■ PROBLEM DETAILS ■
Tally how many lines hold the string "special". Your reply should be that number alone.

(Dataset entries)
◆ ◆ ◆ ◆ ◆ ◆ ◆

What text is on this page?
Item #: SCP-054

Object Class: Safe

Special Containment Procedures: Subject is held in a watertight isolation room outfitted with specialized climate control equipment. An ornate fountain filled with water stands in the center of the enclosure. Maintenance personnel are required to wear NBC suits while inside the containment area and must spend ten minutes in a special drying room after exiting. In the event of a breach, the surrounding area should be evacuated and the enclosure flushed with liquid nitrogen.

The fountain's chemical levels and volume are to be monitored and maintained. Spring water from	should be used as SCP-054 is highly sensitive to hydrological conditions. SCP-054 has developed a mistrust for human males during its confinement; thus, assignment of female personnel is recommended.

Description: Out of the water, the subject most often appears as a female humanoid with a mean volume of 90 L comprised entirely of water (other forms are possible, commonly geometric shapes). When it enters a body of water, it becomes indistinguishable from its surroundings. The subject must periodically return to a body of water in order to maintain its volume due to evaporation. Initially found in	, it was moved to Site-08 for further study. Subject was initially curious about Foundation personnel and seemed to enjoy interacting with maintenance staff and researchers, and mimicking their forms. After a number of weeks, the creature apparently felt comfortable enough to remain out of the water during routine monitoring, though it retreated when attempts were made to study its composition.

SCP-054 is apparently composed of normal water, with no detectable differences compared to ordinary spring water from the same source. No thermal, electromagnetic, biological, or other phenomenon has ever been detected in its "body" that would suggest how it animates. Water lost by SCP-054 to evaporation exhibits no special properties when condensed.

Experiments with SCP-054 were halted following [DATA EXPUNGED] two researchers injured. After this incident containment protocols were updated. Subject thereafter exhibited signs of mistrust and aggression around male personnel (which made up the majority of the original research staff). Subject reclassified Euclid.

◆ ◆ ◆ ◆ ◆ ◆ ◆

■ TASK ANSWER ■
2